### Objective
All of the data below must be repeated exactly.
---------- Provided material
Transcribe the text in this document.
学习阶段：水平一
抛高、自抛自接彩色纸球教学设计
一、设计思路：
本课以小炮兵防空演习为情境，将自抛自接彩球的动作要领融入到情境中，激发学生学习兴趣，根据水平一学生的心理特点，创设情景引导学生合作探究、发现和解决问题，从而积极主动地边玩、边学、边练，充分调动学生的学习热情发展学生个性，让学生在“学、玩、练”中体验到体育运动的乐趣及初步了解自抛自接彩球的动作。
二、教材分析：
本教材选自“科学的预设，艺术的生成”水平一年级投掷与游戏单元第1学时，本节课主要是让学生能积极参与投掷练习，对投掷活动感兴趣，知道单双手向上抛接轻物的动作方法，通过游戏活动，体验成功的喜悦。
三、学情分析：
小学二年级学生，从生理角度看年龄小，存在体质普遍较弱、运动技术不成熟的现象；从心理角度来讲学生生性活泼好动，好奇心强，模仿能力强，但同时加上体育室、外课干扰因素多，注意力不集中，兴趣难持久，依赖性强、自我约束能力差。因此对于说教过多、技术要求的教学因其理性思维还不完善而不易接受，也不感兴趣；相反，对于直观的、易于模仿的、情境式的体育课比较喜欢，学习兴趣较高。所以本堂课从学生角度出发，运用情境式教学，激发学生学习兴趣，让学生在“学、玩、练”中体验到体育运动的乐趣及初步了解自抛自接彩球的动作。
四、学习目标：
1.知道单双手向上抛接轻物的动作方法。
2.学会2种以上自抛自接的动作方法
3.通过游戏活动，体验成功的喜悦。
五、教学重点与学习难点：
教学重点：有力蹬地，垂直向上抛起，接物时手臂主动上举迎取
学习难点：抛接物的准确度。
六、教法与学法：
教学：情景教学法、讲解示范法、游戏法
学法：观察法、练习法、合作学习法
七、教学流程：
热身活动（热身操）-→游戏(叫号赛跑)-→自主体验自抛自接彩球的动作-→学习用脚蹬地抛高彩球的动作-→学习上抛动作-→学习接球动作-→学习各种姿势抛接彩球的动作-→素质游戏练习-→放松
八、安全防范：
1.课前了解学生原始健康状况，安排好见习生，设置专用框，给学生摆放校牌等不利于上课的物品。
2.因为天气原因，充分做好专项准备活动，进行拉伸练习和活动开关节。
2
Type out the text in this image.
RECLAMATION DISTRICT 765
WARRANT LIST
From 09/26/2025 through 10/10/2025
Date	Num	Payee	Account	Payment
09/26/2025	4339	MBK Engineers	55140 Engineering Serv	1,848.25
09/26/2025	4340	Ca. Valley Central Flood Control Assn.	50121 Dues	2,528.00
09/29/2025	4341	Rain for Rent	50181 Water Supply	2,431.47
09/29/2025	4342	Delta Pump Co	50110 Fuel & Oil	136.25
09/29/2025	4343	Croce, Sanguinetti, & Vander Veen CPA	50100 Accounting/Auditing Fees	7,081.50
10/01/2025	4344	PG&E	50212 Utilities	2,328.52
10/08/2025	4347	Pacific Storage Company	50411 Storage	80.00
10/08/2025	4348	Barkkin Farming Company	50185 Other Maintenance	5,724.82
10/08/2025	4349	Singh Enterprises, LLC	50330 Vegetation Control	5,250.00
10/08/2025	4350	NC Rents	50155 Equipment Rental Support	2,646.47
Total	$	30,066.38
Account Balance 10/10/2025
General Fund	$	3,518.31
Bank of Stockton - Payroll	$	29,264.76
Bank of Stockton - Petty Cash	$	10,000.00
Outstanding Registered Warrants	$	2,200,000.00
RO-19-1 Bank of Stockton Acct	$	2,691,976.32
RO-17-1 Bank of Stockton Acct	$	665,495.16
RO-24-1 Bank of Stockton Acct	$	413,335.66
--------------------
### Full response
Transcribe the text in this document.
学习阶段：水平一
抛高、自抛自接彩色纸球教学设计
一、设计思路：
本课以小炮兵防空演习为情境，将自抛自接彩球的动作要领融入到情境中，激发学生学习兴趣，根据水平一学生的心理特点，创设情景引导学生合作探究、发现和解决问题，从而积极主动地边玩、边学、边练，充分调动学生的学习热情发展学生个性，让学生在“学、玩、练”中体验到体育运动的乐趣及初步了解自抛自接彩球的动作。
二、教材分析：
本教材选自“科学的预设，艺术的生成”水平一年级投掷与游戏单元第1学时，本节课主要是让学生能积极参与投掷练习，对投掷活动感兴趣，知道单双手向上抛接轻物的动作方法，通过游戏活动，体验成功的喜悦。
三、学情分析：
小学二年级学生，从生理角度看年龄小，存在体质普遍较弱、运动技术不成熟的现象；从心理角度来讲学生生性活泼好动，好奇心强，模仿能力强，但同时加上体育室、外课干扰因素多，注意力不集中，兴趣难持久，依赖性强、自我约束能力差。因此对于说教过多、技术要求的教学因其理性思维还不完善而不易接受，也不感兴趣；相反，对于直观的、易于模仿的、情境式的体育课比较喜欢，学习兴趣较高。所以本堂课从学生角度出发，运用情境式教学，激发学生学习兴趣，让学生在“学、玩、练”中体验到体育运动的乐趣及初步了解自抛自接彩球的动作。
四、学习目标：
1.知道单双手向上抛接轻物的动作方法。
2.学会2种以上自抛自接的动作方法
3.通过游戏活动，体验成功的喜悦。
五、教学重点与学习难点：
教学重点：有力蹬地，垂直向上抛起，接物时手臂主动上举迎取
学习难点：抛接物的准确度。
六、教法与学法：
教学：情景教学法、讲解示范法、游戏法
学法：观察法、练习法、合作学习法
七、教学流程：
热身活动（热身操）-→游戏(叫号赛跑)-→自主体验自抛自接彩球的动作-→学习用脚蹬地抛高彩球的动作-→学习上抛动作-→学习接球动作-→学习各种姿势抛接彩球的动作-→素质游戏练习-→放松
八、安全防范：
1.课前了解学生原始健康状况，安排好见习生，设置专用框，给学生摆放校牌等不利于上课的物品。
2.因为天气原因，充分做好专项准备活动，进行拉伸练习和活动开关节。
2
Type out the text in this image.
RECLAMATION DISTRICT 765
WARRANT LIST
From 09/26/2025 through 10/10/2025
Date	Num	Payee	Account	Payment
09/26/2025	4339	MBK Engineers	55140 Engineering Serv	1,848.25
09/26/2025	4340	Ca. Valley Central Flood Control Assn.	50121 Dues	2,528.00
09/29/2025	4341	Rain for Rent	50181 Water Supply	2,431.47
09/29/2025	4342	Delta Pump Co	50110 Fuel & Oil	136.25
09/29/2025	4343	Croce, Sanguinetti, & Vander Veen CPA	50100 Accounting/Auditing Fees	7,081.50
10/01/2025	4344	PG&E	50212 Utilities	2,328.52
10/08/2025	4347	Pacific Storage Company	50411 Storage	80.00
10/08/2025	4348	Barkkin Farming Company	50185 Other Maintenance	5,724.82
10/08/2025	4349	Singh Enterprises, LLC	50330 Vegetation Control	5,250.00
10/08/2025	4350	NC Rents	50155 Equipment Rental Support	2,646.47
Total	$	30,066.38
Account Balance 10/10/2025
General Fund	$	3,518.31
Bank of Stockton - Payroll	$	29,264.76
Bank of Stockton - Petty Cash	$	10,000.00
Outstanding Registered Warrants	$	2,200,000.00
RO-19-1 Bank of Stockton Acct	$	2,691,976.32
RO-17-1 Bank of Stockton Acct	$	665,495.16
RO-24-1 Bank of Stockton Acct	$	413,335.66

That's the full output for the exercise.